• **Your task**
Go through the records and copy each line where the word "glitch" occurs.

━━━━━━━━━━

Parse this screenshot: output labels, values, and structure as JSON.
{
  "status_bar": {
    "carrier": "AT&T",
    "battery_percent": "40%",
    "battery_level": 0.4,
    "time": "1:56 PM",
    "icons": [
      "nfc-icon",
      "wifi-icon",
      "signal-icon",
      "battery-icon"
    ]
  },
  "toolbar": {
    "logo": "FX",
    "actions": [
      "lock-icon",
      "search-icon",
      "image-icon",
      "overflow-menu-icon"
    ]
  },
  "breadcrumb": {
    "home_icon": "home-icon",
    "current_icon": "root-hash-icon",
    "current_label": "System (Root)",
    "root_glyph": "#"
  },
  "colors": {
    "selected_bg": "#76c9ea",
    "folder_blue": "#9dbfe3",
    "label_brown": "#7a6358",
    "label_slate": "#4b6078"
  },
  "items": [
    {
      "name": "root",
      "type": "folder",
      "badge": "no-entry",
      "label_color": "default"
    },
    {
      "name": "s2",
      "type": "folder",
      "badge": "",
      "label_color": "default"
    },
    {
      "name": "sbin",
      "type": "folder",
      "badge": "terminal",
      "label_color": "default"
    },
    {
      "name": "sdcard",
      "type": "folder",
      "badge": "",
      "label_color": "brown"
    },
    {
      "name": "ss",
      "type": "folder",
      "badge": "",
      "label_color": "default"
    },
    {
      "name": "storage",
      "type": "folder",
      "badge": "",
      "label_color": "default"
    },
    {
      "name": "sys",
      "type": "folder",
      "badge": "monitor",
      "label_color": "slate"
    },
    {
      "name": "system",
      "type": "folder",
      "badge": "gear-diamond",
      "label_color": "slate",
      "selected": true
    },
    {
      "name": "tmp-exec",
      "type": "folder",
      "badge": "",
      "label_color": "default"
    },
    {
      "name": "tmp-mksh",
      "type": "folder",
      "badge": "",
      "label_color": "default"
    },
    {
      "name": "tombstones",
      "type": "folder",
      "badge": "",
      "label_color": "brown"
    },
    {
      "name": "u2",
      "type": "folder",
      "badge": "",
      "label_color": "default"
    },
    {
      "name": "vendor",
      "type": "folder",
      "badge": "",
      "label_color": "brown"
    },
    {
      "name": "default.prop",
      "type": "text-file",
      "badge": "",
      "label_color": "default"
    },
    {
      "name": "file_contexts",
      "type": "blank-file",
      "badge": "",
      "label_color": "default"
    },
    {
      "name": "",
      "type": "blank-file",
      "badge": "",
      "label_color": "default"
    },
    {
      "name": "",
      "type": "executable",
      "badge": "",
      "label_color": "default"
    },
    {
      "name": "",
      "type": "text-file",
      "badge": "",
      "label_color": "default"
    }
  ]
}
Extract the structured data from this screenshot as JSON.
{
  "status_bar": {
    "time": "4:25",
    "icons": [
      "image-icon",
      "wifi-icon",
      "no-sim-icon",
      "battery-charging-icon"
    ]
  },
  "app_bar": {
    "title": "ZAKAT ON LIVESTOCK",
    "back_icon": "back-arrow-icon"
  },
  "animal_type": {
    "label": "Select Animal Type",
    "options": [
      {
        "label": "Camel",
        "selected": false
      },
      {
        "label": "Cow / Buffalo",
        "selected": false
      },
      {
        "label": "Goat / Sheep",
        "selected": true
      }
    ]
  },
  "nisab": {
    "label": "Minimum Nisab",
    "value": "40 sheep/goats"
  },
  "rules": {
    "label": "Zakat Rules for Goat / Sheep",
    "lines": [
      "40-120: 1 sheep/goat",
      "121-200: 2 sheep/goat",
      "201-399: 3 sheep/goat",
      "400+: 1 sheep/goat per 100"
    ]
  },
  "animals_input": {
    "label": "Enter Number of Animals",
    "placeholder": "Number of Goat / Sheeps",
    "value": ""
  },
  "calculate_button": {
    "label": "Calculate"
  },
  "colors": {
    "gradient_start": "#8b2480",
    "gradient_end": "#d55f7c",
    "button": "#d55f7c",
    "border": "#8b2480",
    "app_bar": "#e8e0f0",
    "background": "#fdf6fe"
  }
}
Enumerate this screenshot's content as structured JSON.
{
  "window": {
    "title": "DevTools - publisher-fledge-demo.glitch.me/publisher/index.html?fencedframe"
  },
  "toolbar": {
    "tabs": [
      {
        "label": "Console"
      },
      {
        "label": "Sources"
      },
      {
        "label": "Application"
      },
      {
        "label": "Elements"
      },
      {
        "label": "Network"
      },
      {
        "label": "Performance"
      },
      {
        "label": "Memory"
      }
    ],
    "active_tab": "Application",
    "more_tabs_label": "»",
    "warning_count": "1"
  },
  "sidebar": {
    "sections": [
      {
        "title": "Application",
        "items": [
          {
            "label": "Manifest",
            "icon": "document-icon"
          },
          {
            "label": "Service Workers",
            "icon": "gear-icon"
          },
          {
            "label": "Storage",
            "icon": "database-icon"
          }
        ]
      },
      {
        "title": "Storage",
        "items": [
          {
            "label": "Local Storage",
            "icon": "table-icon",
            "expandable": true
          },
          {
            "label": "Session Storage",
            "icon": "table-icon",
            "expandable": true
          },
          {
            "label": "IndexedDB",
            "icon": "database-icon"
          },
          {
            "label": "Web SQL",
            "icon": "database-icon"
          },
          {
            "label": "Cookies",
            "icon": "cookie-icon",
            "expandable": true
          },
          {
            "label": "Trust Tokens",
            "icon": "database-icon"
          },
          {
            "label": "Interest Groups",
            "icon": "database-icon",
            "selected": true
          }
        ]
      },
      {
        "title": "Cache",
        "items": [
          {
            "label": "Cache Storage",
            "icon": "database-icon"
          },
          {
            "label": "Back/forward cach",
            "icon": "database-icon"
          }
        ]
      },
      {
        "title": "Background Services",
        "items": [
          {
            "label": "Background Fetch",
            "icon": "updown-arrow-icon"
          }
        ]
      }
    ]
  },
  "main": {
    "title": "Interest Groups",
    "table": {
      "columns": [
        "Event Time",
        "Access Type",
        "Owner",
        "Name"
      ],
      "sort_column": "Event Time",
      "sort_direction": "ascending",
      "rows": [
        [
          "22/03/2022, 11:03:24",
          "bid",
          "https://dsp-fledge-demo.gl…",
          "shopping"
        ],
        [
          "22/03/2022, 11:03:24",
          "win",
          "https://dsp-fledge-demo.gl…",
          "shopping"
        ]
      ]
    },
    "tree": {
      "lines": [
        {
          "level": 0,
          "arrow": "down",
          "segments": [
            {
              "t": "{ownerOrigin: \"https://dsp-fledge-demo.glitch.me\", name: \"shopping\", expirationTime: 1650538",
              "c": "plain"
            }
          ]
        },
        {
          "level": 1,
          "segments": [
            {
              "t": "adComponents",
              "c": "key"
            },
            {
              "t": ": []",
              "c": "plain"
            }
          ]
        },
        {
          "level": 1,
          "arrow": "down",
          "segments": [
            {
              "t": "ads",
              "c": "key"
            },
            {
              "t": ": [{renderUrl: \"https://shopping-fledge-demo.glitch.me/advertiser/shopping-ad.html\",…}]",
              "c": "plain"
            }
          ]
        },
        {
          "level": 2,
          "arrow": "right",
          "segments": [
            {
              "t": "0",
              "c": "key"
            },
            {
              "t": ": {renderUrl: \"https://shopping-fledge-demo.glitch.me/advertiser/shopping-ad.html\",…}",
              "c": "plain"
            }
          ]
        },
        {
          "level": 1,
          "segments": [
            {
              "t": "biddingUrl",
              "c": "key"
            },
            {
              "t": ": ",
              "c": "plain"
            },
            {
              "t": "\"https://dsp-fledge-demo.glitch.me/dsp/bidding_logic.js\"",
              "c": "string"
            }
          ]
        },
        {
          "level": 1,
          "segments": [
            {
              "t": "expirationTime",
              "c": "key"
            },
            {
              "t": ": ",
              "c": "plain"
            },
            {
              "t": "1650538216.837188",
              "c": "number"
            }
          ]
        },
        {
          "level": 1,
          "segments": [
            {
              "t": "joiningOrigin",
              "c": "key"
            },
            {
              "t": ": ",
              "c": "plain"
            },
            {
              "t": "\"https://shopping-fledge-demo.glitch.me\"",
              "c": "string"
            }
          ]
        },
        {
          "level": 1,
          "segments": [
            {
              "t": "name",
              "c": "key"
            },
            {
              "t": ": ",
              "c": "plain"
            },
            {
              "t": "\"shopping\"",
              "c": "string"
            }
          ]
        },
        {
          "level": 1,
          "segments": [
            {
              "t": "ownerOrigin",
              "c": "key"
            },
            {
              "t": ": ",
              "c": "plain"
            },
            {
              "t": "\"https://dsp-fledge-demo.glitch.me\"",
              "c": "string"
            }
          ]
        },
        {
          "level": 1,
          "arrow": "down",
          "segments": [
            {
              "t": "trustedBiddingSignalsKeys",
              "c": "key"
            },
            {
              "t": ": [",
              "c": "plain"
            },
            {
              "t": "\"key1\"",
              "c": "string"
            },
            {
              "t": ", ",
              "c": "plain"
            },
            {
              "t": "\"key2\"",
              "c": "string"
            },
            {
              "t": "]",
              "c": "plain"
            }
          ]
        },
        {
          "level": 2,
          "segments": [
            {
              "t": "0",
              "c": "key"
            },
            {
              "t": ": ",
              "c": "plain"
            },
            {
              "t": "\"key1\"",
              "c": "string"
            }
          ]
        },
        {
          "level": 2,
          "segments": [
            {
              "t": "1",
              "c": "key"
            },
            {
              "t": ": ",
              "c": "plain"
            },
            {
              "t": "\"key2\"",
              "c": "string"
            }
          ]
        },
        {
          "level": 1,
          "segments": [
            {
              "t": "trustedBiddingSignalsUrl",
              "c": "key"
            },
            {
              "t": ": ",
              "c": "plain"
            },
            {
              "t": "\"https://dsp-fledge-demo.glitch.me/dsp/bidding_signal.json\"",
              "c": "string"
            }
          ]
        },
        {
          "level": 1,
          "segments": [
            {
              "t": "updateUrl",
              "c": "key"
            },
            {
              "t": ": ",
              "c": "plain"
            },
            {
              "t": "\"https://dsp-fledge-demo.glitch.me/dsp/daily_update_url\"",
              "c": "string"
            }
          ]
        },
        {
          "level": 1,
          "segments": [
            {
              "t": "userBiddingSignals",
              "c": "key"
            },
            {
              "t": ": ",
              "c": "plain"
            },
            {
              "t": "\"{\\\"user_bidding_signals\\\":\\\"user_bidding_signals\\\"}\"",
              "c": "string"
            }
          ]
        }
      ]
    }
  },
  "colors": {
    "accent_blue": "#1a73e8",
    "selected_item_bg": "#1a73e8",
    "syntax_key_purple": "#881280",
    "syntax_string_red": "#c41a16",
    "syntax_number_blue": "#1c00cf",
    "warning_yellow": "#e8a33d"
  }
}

━━━━━━━━━━

• **Correct answer**
    "title": "DevTools - publisher-fledge-demo.glitch.me/publisher/index.html?fencedframe"
              "t": "{ownerOrigin: \"https://dsp-fledge-demo.glitch.me\", name: \"shopping\", expirationTime: 1650538",
              "t": ": [{renderUrl: \"https://shopping-fledge-demo.glitch.me/advertiser/shopping-ad.html\",…}]",
              "t": ": {renderUrl: \"https://shopping-fledge-demo.glitch.me/advertiser/shopping-ad.html\",…}",
              "t": "\"https://dsp-fledge-demo.glitch.me/dsp/bidding_logic.js\"",
              "t": "\"https://shopping-fledge-demo.glitch.me\"",
              "t": "\"https://dsp-fledge-demo.glitch.me\"",
              "t": "\"https://dsp-fledge-demo.glitch.me/dsp/bidding_signal.json\"",
              "t": "\"https://dsp-fledge-demo.glitch.me/dsp/daily_update_url\"",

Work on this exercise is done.